◆ **What is asked**
Search the entries for the word "Наука" and pull out each line that has it.

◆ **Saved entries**

• • • • •

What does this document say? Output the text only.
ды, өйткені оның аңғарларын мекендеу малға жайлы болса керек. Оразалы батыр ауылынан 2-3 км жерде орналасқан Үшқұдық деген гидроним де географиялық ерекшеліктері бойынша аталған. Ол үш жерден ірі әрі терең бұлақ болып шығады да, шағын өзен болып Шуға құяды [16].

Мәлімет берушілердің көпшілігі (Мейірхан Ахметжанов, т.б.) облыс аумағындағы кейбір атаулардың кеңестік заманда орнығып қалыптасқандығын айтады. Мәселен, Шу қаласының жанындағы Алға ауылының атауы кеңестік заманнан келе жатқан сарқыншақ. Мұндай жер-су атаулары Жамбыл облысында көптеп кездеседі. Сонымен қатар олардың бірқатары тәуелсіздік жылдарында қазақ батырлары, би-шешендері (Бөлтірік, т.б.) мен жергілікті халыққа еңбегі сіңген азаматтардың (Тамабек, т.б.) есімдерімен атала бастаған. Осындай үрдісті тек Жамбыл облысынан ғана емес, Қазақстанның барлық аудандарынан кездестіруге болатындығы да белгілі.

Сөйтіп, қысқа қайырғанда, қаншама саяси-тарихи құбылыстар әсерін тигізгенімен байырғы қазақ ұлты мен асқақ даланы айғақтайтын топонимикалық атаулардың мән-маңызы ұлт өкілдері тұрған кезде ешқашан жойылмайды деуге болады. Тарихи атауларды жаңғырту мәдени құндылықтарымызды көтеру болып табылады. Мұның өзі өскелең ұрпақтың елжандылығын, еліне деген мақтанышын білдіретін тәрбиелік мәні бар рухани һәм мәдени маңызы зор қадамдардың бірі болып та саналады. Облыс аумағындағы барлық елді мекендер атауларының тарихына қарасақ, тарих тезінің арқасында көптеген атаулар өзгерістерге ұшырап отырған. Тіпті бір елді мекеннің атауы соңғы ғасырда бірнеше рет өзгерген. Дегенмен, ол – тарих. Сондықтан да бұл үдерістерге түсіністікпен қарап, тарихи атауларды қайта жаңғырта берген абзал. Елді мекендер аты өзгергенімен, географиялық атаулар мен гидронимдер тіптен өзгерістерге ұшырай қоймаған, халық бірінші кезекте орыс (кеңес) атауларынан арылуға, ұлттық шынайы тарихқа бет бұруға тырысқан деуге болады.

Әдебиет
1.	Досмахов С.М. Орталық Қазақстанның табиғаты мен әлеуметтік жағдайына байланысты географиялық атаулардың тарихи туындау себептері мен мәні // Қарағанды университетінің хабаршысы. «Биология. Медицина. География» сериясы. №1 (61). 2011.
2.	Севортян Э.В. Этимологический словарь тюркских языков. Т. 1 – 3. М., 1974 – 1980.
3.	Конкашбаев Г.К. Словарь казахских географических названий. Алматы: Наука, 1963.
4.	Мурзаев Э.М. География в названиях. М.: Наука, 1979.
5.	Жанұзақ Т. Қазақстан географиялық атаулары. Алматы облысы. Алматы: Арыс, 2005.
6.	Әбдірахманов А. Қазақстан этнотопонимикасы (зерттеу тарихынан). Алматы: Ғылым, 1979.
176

• • • • •

◆ **Finished exercise**
3.	Конкашбаев Г.К. Словарь казахских географических названий. Алматы: Наука, 1963.
4.	Мурзаев Э.М. География в названиях. М.: Наука, 1979.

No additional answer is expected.